─── SUPPLIED RECORDS ───
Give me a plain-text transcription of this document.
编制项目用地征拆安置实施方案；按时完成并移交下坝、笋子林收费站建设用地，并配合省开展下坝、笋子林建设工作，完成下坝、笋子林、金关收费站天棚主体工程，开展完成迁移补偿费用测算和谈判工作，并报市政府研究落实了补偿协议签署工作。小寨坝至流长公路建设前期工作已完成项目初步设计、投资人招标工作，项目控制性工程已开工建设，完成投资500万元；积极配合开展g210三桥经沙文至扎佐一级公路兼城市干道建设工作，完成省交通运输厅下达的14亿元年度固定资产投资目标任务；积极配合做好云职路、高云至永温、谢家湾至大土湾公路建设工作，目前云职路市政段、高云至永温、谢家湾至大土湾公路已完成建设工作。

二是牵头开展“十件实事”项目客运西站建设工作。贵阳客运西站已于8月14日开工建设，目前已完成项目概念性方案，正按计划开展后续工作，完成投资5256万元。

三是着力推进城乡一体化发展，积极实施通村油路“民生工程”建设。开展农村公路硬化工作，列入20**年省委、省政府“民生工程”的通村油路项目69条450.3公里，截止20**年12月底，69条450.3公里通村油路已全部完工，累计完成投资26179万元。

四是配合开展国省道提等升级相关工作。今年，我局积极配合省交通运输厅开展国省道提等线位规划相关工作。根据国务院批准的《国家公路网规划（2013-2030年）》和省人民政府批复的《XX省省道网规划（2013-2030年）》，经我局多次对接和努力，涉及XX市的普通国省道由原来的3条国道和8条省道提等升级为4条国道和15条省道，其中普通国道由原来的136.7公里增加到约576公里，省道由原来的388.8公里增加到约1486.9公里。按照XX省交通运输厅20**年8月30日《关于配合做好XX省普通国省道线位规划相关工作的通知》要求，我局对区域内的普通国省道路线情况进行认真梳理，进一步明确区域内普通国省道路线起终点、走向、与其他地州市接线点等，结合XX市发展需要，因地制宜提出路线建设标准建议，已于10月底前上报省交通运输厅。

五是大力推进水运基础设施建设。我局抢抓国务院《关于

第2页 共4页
───
WORK TO BE COMPLETED → Please output the entries above, every line exactly as it reads.

SOLVED EXERCISE →
Give me a plain-text transcription of this document.
编制项目用地征拆安置实施方案；按时完成并移交下坝、笋子林收费站建设用地，并配合省开展下坝、笋子林建设工作，完成下坝、笋子林、金关收费站天棚主体工程，开展完成迁移补偿费用测算和谈判工作，并报市政府研究落实了补偿协议签署工作。小寨坝至流长公路建设前期工作已完成项目初步设计、投资人招标工作，项目控制性工程已开工建设，完成投资500万元；积极配合开展g210三桥经沙文至扎佐一级公路兼城市干道建设工作，完成省交通运输厅下达的14亿元年度固定资产投资目标任务；积极配合做好云职路、高云至永温、谢家湾至大土湾公路建设工作，目前云职路市政段、高云至永温、谢家湾至大土湾公路已完成建设工作。

二是牵头开展“十件实事”项目客运西站建设工作。贵阳客运西站已于8月14日开工建设，目前已完成项目概念性方案，正按计划开展后续工作，完成投资5256万元。

三是着力推进城乡一体化发展，积极实施通村油路“民生工程”建设。开展农村公路硬化工作，列入20**年省委、省政府“民生工程”的通村油路项目69条450.3公里，截止20**年12月底，69条450.3公里通村油路已全部完工，累计完成投资26179万元。

四是配合开展国省道提等升级相关工作。今年，我局积极配合省交通运输厅开展国省道提等线位规划相关工作。根据国务院批准的《国家公路网规划（2013-2030年）》和省人民政府批复的《XX省省道网规划（2013-2030年）》，经我局多次对接和努力，涉及XX市的普通国省道由原来的3条国道和8条省道提等升级为4条国道和15条省道，其中普通国道由原来的136.7公里增加到约576公里，省道由原来的388.8公里增加到约1486.9公里。按照XX省交通运输厅20**年8月30日《关于配合做好XX省普通国省道线位规划相关工作的通知》要求，我局对区域内的普通国省道路线情况进行认真梳理，进一步明确区域内普通国省道路线起终点、走向、与其他地州市接线点等，结合XX市发展需要，因地制宜提出路线建设标准建议，已于10月底前上报省交通运输厅。

五是大力推进水运基础设施建设。我局抢抓国务院《关于

第2页 共4页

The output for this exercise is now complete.